*TASK TO CARRY OUT*
Faithfully return all lines, omitting every embedded picture.

============

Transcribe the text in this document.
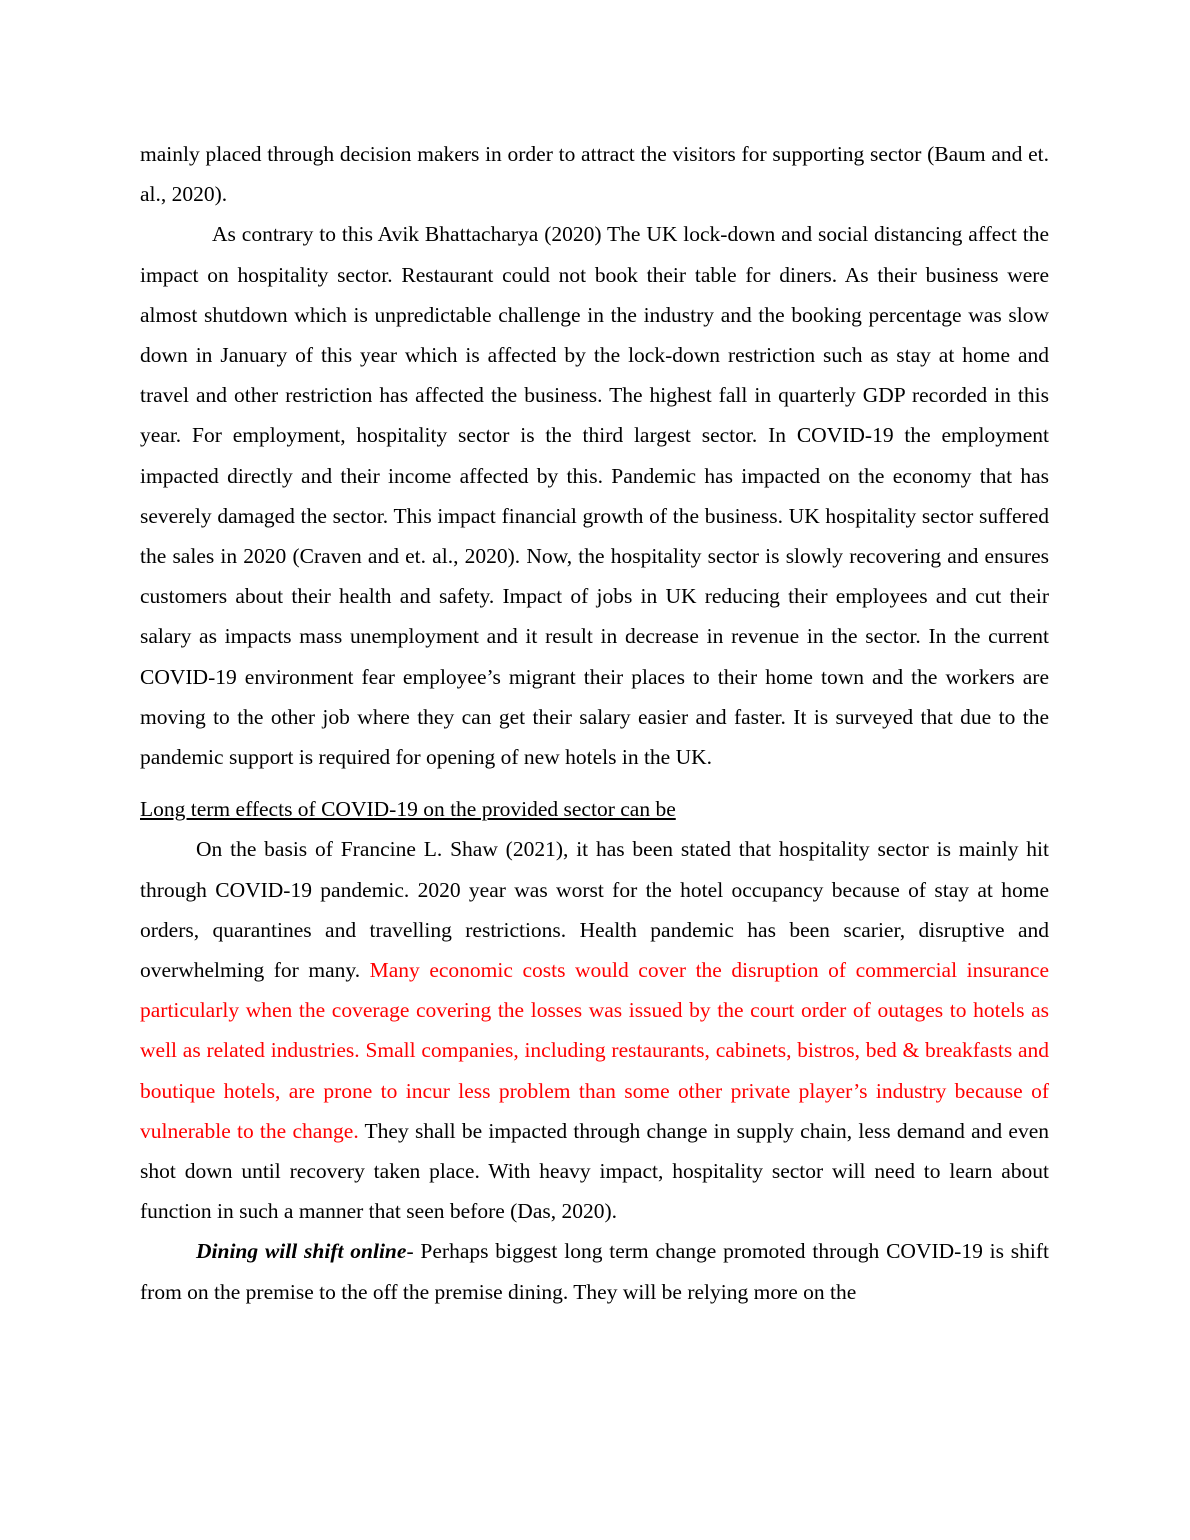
mainly placed through decision makers in order to attract the visitors for supporting sector (Baum and et. al., 2020).

As contrary to this Avik Bhattacharya (2020) The UK lock-down and social distancing affect the impact on hospitality sector. Restaurant could not book their table for diners. As their business were almost shutdown which is unpredictable challenge in the industry and the booking percentage was slow down in January of this year which is affected by the lock-down restriction such as stay at home and travel and other restriction has affected the business. The highest fall in quarterly GDP recorded in this year. For employment, hospitality sector is the third largest sector. In COVID-19 the employment impacted directly and their income affected by this. Pandemic has impacted on the economy that has severely damaged the sector. This impact financial growth of the business. UK hospitality sector suffered the sales in 2020 (Craven and et. al., 2020). Now, the hospitality sector is slowly recovering and ensures customers about their health and safety. Impact of jobs in UK reducing their employees and cut their salary as impacts mass unemployment and it result in decrease in revenue in the sector. In the current COVID-19 environment fear employee’s migrant their places to their home town and the workers are moving to the other job where they can get their salary easier and faster. It is surveyed that due to the pandemic support is required for opening of new hotels in the UK.

Long term effects of COVID-19 on the provided sector can be

On the basis of Francine L. Shaw (2021), it has been stated that hospitality sector is mainly hit through COVID-19 pandemic. 2020 year was worst for the hotel occupancy because of stay at home orders, quarantines and travelling restrictions. Health pandemic has been scarier, disruptive and overwhelming for many. Many economic costs would cover the disruption of commercial insurance particularly when the coverage covering the losses was issued by the court order of outages to hotels as well as related industries. Small companies, including restaurants, cabinets, bistros, bed & breakfasts and boutique hotels, are prone to incur less problem than some other private player’s industry because of vulnerable to the change. They shall be impacted through change in supply chain, less demand and even shot down until recovery taken place. With heavy impact, hospitality sector will need to learn about function in such a manner that seen before (Das, 2020).

Dining will shift online- Perhaps biggest long term change promoted through COVID-19 is shift from on the premise to the off the premise dining. They will be relying more on the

============

*COMPLETE ANSWER*
Transcribe the text in this document.
mainly placed through decision makers in order to attract the visitors for supporting sector (Baum and et. al., 2020).

As contrary to this Avik Bhattacharya (2020) The UK lock-down and social distancing affect the impact on hospitality sector. Restaurant could not book their table for diners. As their business were almost shutdown which is unpredictable challenge in the industry and the booking percentage was slow down in January of this year which is affected by the lock-down restriction such as stay at home and travel and other restriction has affected the business. The highest fall in quarterly GDP recorded in this year. For employment, hospitality sector is the third largest sector. In COVID-19 the employment impacted directly and their income affected by this. Pandemic has impacted on the economy that has severely damaged the sector. This impact financial growth of the business. UK hospitality sector suffered the sales in 2020 (Craven and et. al., 2020). Now, the hospitality sector is slowly recovering and ensures customers about their health and safety. Impact of jobs in UK reducing their employees and cut their salary as impacts mass unemployment and it result in decrease in revenue in the sector. In the current COVID-19 environment fear employee’s migrant their places to their home town and the workers are moving to the other job where they can get their salary easier and faster. It is surveyed that due to the pandemic support is required for opening of new hotels in the UK.

Long term effects of COVID-19 on the provided sector can be

On the basis of Francine L. Shaw (2021), it has been stated that hospitality sector is mainly hit through COVID-19 pandemic. 2020 year was worst for the hotel occupancy because of stay at home orders, quarantines and travelling restrictions. Health pandemic has been scarier, disruptive and overwhelming for many. Many economic costs would cover the disruption of commercial insurance particularly when the coverage covering the losses was issued by the court order of outages to hotels as well as related industries. Small companies, including restaurants, cabinets, bistros, bed & breakfasts and boutique hotels, are prone to incur less problem than some other private player’s industry because of vulnerable to the change. They shall be impacted through change in supply chain, less demand and even shot down until recovery taken place. With heavy impact, hospitality sector will need to learn about function in such a manner that seen before (Das, 2020).

Dining will shift online- Perhaps biggest long term change promoted through COVID-19 is shift from on the premise to the off the premise dining. They will be relying more on the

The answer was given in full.